Records provided –
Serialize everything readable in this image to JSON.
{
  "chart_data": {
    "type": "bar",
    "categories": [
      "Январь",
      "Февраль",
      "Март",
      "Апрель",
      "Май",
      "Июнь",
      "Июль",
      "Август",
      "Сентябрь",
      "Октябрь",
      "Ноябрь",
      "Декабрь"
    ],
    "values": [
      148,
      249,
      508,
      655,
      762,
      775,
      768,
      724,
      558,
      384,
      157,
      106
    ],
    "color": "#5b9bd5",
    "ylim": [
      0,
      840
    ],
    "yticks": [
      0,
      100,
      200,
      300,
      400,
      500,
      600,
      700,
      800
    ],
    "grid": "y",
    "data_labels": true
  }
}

To do – Give the listing above again, word for word.

Correct answer –
Serialize everything readable in this image to JSON.
{
  "chart_data": {
    "type": "bar",
    "categories": [
      "Январь",
      "Февраль",
      "Март",
      "Апрель",
      "Май",
      "Июнь",
      "Июль",
      "Август",
      "Сентябрь",
      "Октябрь",
      "Ноябрь",
      "Декабрь"
    ],
    "values": [
      148,
      249,
      508,
      655,
      762,
      775,
      768,
      724,
      558,
      384,
      157,
      106
    ],
    "color": "#5b9bd5",
    "ylim": [
      0,
      840
    ],
    "yticks": [
      0,
      100,
      200,
      300,
      400,
      500,
      600,
      700,
      800
    ],
    "grid": "y",
    "data_labels": true
  }
}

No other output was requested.